**EXERCISE DIRECTIONS**
Set down each line of the data below exactly as it stands, dropping the pictures.

-- start of EXTRACTED ENTRIES --

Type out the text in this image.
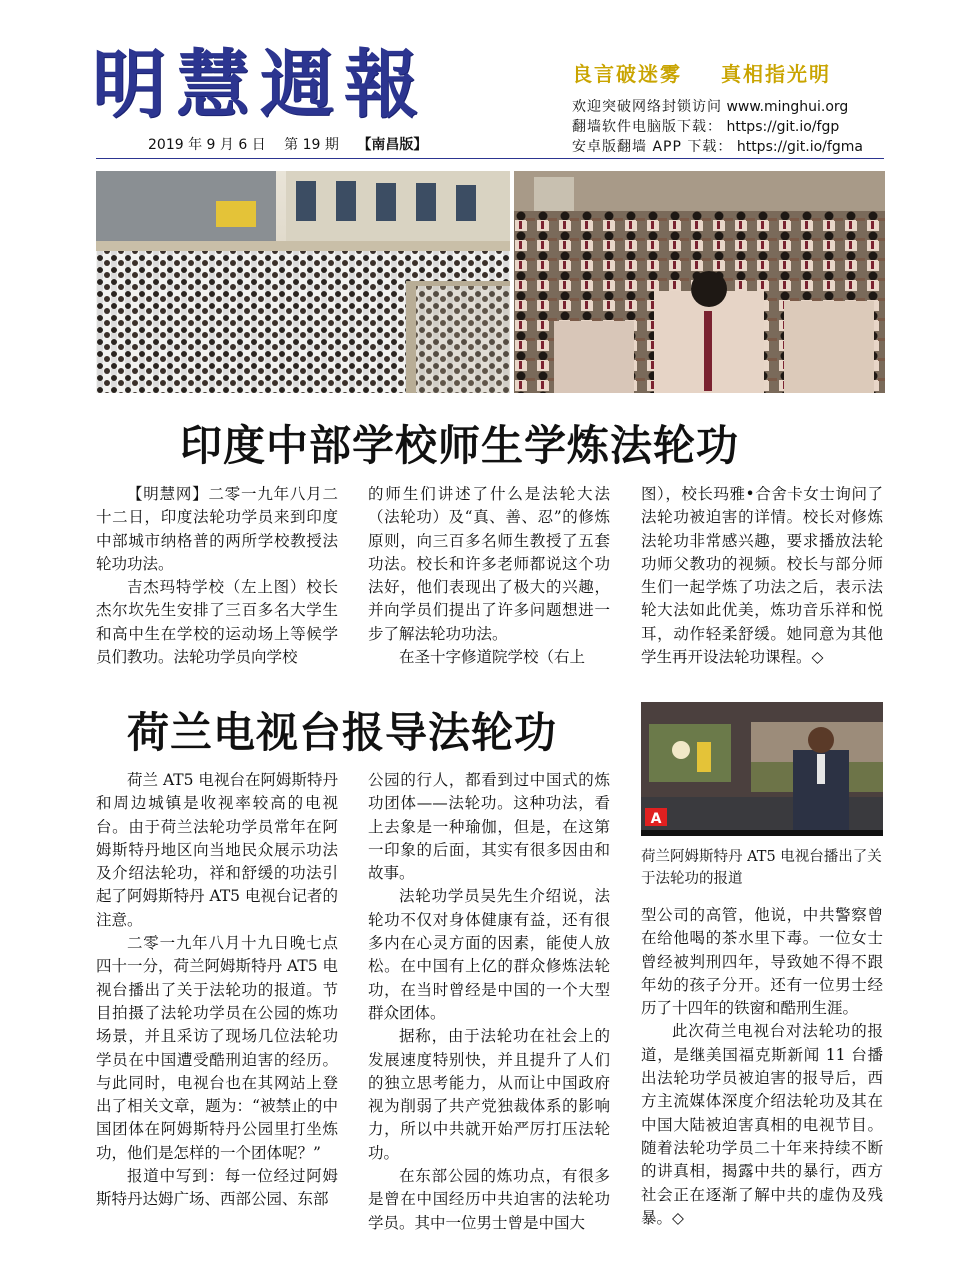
明慧週報
2019 年 9 月 6 日 第 19 期 【南昌版】
良言破迷雾 真相指光明
欢迎突破网络封锁访问 www.minghui.org
翻墙软件电脑版下载： https://git.io/fgp
安卓版翻墙 APP 下载： https://git.io/fgma
印度中部学校师生学炼法轮功

【明慧网】二零一九年八月二十二日，印度法轮功学员来到印度中部城市纳格普的两所学校教授法轮功功法。

吉杰玛特学校（左上图）校长杰尔坎先生安排了三百多名大学生和高中生在学校的运动场上等候学员们教功。法轮功学员向学校

的师生们讲述了什么是法轮大法（法轮功）及“真、善、忍”的修炼原则，向三百多名师生教授了五套功法。校长和许多老师都说这个功法好，他们表现出了极大的兴趣，并向学员们提出了许多问题想进一步了解法轮功功法。

在圣十字修道院学校（右上

图），校长玛雅•合舍卡女士询问了法轮功被迫害的详情。校长对修炼法轮功非常感兴趣，要求播放法轮功师父教功的视频。校长与部分师生们一起学炼了功法之后，表示法轮大法如此优美，炼功音乐祥和悦耳，动作轻柔舒缓。她同意为其他学生再开设法轮功课程。◇

荷兰电视台报导法轮功
A
荷兰阿姆斯特丹 AT5 电视台播出了关于法轮功的报道

荷兰 AT5 电视台在阿姆斯特丹和周边城镇是收视率较高的电视台。由于荷兰法轮功学员常年在阿姆斯特丹地区向当地民众展示功法及介绍法轮功，祥和舒缓的功法引起了阿姆斯特丹 AT5 电视台记者的注意。

二零一九年八月十九日晚七点四十一分，荷兰阿姆斯特丹 AT5 电视台播出了关于法轮功的报道。节目拍摄了法轮功学员在公园的炼功场景，并且采访了现场几位法轮功学员在中国遭受酷刑迫害的经历。与此同时，电视台也在其网站上登出了相关文章，题为：“被禁止的中国团体在阿姆斯特丹公园里打坐炼功，他们是怎样的一个团体呢？”

报道中写到：每一位经过阿姆斯特丹达姆广场、西部公园、东部

公园的行人，都看到过中国式的炼功团体——法轮功。这种功法，看上去象是一种瑜伽，但是，在这第一印象的后面，其实有很多因由和故事。

法轮功学员吴先生介绍说，法轮功不仅对身体健康有益，还有很多内在心灵方面的因素，能使人放松。在中国有上亿的群众修炼法轮功，在当时曾经是中国的一个大型群众团体。

据称，由于法轮功在社会上的发展速度特别快，并且提升了人们的独立思考能力，从而让中国政府视为削弱了共产党独裁体系的影响力，所以中共就开始严厉打压法轮功。

在东部公园的炼功点，有很多是曾在中国经历中共迫害的法轮功学员。其中一位男士曾是中国大

型公司的高管，他说，中共警察曾在给他喝的茶水里下毒。一位女士曾经被判刑四年，导致她不得不跟年幼的孩子分开。还有一位男士经历了十四年的铁窗和酷刑生涯。

此次荷兰电视台对法轮功的报道，是继美国福克斯新闻 11 台播出法轮功学员被迫害的报导后，西方主流媒体深度介绍法轮功及其在中国大陆被迫害真相的电视节目。随着法轮功学员二十年来持续不断的讲真相，揭露中共的暴行，西方社会正在逐渐了解中共的虚伪及残暴。◇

-- end of EXTRACTED ENTRIES --

**RESULT**
Type out the text in this image.
明慧週報
2019 年 9 月 6 日 第 19 期 【南昌版】
良言破迷雾 真相指光明
欢迎突破网络封锁访问 www.minghui.org
翻墙软件电脑版下载： https://git.io/fgp
安卓版翻墙 APP 下载： https://git.io/fgma
印度中部学校师生学炼法轮功

【明慧网】二零一九年八月二十二日，印度法轮功学员来到印度中部城市纳格普的两所学校教授法轮功功法。

吉杰玛特学校（左上图）校长杰尔坎先生安排了三百多名大学生和高中生在学校的运动场上等候学员们教功。法轮功学员向学校

的师生们讲述了什么是法轮大法（法轮功）及“真、善、忍”的修炼原则，向三百多名师生教授了五套功法。校长和许多老师都说这个功法好，他们表现出了极大的兴趣，并向学员们提出了许多问题想进一步了解法轮功功法。

在圣十字修道院学校（右上

图），校长玛雅•合舍卡女士询问了法轮功被迫害的详情。校长对修炼法轮功非常感兴趣，要求播放法轮功师父教功的视频。校长与部分师生们一起学炼了功法之后，表示法轮大法如此优美，炼功音乐祥和悦耳，动作轻柔舒缓。她同意为其他学生再开设法轮功课程。◇

荷兰电视台报导法轮功
A
荷兰阿姆斯特丹 AT5 电视台播出了关于法轮功的报道

荷兰 AT5 电视台在阿姆斯特丹和周边城镇是收视率较高的电视台。由于荷兰法轮功学员常年在阿姆斯特丹地区向当地民众展示功法及介绍法轮功，祥和舒缓的功法引起了阿姆斯特丹 AT5 电视台记者的注意。

二零一九年八月十九日晚七点四十一分，荷兰阿姆斯特丹 AT5 电视台播出了关于法轮功的报道。节目拍摄了法轮功学员在公园的炼功场景，并且采访了现场几位法轮功学员在中国遭受酷刑迫害的经历。与此同时，电视台也在其网站上登出了相关文章，题为：“被禁止的中国团体在阿姆斯特丹公园里打坐炼功，他们是怎样的一个团体呢？”

报道中写到：每一位经过阿姆斯特丹达姆广场、西部公园、东部

公园的行人，都看到过中国式的炼功团体——法轮功。这种功法，看上去象是一种瑜伽，但是，在这第一印象的后面，其实有很多因由和故事。

法轮功学员吴先生介绍说，法轮功不仅对身体健康有益，还有很多内在心灵方面的因素，能使人放松。在中国有上亿的群众修炼法轮功，在当时曾经是中国的一个大型群众团体。

据称，由于法轮功在社会上的发展速度特别快，并且提升了人们的独立思考能力，从而让中国政府视为削弱了共产党独裁体系的影响力，所以中共就开始严厉打压法轮功。

在东部公园的炼功点，有很多是曾在中国经历中共迫害的法轮功学员。其中一位男士曾是中国大

型公司的高管，他说，中共警察曾在给他喝的茶水里下毒。一位女士曾经被判刑四年，导致她不得不跟年幼的孩子分开。还有一位男士经历了十四年的铁窗和酷刑生涯。

此次荷兰电视台对法轮功的报道，是继美国福克斯新闻 11 台播出法轮功学员被迫害的报导后，西方主流媒体深度介绍法轮功及其在中国大陆被迫害真相的电视节目。随着法轮功学员二十年来持续不断的讲真相，揭露中共的暴行，西方社会正在逐渐了解中共的虚伪及残暴。◇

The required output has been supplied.